Read the lines below. Copy out any that hold the string "frac".

### Saved entries:
:::::

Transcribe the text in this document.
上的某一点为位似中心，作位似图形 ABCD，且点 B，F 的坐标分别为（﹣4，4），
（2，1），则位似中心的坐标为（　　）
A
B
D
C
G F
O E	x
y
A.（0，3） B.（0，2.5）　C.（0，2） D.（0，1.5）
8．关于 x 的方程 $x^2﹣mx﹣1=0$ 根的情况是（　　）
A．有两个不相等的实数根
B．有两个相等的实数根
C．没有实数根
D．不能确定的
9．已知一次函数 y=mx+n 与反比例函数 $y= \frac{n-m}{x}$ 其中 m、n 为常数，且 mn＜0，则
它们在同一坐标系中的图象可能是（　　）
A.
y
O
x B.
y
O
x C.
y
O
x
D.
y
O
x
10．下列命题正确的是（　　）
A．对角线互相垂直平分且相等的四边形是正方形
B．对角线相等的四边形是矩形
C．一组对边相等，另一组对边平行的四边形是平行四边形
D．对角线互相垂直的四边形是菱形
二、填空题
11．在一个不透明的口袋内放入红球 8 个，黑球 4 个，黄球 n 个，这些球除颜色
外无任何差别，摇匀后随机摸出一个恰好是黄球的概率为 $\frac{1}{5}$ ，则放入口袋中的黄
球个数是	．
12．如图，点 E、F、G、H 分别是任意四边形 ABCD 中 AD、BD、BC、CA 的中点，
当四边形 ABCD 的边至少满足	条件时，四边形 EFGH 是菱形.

:::::

### Correct response:
9．已知一次函数 y=mx+n 与反比例函数 $y= \frac{n-m}{x}$ 其中 m、n 为常数，且 mn＜0，则
外无任何差别，摇匀后随机摸出一个恰好是黄球的概率为 $\frac{1}{5}$ ，则放入口袋中的黄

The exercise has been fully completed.